• **Provided data**
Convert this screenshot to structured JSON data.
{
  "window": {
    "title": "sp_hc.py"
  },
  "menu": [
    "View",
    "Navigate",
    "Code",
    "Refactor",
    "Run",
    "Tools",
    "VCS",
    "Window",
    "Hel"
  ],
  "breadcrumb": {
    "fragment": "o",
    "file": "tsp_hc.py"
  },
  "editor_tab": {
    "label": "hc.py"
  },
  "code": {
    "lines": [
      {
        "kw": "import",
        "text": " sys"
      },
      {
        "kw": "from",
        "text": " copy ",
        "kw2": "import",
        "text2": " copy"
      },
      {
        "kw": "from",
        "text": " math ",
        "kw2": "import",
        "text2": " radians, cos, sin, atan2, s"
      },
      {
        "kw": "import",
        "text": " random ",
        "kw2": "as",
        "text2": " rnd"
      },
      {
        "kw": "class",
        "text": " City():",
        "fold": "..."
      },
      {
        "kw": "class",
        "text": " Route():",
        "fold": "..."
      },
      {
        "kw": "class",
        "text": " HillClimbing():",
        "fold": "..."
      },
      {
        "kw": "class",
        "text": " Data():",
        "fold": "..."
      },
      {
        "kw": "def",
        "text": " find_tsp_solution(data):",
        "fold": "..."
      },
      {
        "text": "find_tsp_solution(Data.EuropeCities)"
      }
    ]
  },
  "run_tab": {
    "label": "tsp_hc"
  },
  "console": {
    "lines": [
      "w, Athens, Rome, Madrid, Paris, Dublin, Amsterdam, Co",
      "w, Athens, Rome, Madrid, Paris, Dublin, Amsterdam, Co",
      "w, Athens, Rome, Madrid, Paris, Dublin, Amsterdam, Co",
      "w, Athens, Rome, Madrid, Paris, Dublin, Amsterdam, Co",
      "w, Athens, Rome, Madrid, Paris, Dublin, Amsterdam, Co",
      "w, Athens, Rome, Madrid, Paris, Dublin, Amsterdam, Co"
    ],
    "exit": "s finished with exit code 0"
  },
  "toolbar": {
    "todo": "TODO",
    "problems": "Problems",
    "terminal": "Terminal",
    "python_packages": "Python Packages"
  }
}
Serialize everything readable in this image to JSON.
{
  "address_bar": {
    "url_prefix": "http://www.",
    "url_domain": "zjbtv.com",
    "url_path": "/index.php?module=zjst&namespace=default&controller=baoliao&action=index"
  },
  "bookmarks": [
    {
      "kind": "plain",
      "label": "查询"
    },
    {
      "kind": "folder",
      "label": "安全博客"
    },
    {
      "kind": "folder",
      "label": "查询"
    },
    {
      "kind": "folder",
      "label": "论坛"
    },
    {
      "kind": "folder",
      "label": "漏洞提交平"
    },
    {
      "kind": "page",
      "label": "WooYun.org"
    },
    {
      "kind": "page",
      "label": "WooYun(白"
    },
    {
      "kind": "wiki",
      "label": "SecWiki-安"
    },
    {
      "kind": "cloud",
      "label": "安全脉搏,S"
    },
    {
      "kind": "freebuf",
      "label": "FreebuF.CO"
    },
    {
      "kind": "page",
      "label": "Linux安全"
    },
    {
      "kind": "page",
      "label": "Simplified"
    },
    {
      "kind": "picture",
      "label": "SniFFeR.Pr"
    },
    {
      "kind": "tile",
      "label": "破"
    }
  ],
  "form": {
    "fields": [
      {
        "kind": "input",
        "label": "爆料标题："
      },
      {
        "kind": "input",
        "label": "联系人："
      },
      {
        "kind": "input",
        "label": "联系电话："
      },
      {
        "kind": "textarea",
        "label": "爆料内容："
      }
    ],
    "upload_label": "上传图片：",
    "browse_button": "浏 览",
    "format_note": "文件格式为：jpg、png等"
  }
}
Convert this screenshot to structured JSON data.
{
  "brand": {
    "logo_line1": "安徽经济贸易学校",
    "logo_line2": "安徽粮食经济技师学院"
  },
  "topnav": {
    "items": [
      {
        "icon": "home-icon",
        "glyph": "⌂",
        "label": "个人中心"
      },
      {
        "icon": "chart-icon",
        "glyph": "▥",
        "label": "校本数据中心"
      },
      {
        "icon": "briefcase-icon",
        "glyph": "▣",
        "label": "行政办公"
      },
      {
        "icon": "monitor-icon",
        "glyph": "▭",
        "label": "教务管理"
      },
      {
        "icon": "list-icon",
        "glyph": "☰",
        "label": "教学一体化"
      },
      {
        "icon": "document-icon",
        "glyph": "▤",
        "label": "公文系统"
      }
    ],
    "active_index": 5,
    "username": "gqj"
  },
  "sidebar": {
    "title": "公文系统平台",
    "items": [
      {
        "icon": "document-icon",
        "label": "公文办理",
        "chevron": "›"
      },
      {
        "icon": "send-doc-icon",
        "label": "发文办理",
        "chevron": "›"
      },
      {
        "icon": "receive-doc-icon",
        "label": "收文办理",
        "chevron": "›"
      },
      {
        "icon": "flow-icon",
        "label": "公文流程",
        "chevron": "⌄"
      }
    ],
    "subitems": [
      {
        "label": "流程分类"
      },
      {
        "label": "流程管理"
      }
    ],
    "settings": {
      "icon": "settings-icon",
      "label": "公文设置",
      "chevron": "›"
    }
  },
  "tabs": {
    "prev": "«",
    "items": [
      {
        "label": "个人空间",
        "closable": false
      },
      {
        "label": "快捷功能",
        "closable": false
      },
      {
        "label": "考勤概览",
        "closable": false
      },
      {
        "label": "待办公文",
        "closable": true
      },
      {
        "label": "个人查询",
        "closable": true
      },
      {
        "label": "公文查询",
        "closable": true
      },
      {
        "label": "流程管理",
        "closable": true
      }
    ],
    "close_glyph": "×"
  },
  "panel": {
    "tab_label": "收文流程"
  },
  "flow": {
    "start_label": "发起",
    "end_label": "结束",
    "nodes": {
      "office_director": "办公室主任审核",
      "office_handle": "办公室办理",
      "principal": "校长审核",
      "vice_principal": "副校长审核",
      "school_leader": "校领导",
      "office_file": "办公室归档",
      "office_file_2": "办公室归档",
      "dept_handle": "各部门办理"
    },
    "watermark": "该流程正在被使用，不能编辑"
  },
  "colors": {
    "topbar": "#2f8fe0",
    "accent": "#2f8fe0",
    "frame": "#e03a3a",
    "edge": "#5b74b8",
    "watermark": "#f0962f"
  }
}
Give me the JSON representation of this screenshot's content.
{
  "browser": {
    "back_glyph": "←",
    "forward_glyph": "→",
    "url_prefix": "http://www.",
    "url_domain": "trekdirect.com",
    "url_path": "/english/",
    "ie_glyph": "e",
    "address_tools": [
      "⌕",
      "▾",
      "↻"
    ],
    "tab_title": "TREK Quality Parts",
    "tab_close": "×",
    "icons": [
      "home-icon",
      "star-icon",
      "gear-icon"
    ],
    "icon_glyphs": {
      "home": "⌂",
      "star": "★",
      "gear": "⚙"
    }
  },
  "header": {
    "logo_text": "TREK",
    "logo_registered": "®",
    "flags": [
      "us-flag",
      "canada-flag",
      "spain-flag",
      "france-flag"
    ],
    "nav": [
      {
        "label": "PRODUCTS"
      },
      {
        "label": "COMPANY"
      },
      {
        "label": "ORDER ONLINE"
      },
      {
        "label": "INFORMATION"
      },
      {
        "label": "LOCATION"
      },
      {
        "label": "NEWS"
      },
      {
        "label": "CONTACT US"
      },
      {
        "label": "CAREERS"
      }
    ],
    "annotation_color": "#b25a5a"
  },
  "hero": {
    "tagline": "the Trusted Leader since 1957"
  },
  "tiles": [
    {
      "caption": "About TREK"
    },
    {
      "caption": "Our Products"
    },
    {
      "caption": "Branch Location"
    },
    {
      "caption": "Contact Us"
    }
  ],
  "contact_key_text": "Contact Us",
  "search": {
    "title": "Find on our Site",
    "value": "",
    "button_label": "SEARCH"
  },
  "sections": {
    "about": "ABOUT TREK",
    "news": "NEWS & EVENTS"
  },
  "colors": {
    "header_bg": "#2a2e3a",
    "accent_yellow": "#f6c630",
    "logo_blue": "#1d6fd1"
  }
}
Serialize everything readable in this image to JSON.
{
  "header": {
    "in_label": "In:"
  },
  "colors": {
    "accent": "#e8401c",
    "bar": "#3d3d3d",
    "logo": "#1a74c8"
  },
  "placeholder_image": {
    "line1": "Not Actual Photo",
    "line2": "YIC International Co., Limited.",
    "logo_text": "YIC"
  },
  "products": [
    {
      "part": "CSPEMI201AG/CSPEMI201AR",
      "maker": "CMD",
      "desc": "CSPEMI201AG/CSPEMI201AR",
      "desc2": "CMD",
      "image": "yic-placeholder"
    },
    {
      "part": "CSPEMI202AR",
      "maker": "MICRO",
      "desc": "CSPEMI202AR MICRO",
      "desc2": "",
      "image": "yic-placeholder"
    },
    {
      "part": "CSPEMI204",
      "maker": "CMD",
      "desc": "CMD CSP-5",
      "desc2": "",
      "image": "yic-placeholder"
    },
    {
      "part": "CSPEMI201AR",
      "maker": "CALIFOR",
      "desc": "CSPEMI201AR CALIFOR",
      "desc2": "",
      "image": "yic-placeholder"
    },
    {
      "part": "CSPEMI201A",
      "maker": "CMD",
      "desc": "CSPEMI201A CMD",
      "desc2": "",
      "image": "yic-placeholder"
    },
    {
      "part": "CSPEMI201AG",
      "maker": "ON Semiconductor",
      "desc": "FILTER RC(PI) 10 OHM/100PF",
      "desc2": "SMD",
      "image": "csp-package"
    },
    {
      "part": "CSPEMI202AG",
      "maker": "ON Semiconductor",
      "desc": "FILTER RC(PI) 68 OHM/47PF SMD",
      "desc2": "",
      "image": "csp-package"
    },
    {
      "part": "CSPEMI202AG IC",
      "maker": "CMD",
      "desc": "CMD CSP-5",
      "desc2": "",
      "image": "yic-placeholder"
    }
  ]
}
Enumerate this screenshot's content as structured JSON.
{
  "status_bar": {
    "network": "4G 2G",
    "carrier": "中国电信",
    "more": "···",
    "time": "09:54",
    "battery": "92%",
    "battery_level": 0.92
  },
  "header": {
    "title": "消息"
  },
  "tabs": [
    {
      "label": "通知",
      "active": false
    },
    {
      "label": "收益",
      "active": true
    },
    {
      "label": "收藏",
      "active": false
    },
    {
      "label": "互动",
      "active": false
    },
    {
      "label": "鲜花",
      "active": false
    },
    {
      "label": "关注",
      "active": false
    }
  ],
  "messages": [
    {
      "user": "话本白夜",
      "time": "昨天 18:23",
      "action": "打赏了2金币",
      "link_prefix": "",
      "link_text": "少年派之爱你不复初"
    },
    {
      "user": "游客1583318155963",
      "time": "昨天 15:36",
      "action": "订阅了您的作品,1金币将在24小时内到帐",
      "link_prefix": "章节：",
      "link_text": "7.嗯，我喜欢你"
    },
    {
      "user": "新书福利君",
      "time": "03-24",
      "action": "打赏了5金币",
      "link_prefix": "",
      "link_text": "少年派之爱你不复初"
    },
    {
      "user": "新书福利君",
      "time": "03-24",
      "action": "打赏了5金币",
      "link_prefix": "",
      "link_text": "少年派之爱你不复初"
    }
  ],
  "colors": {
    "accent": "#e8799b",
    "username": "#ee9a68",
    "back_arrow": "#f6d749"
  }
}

• **What is asked**
State how many lines of the records above contain the word "CALIFOR", and give only that number.

• **Task solution**
2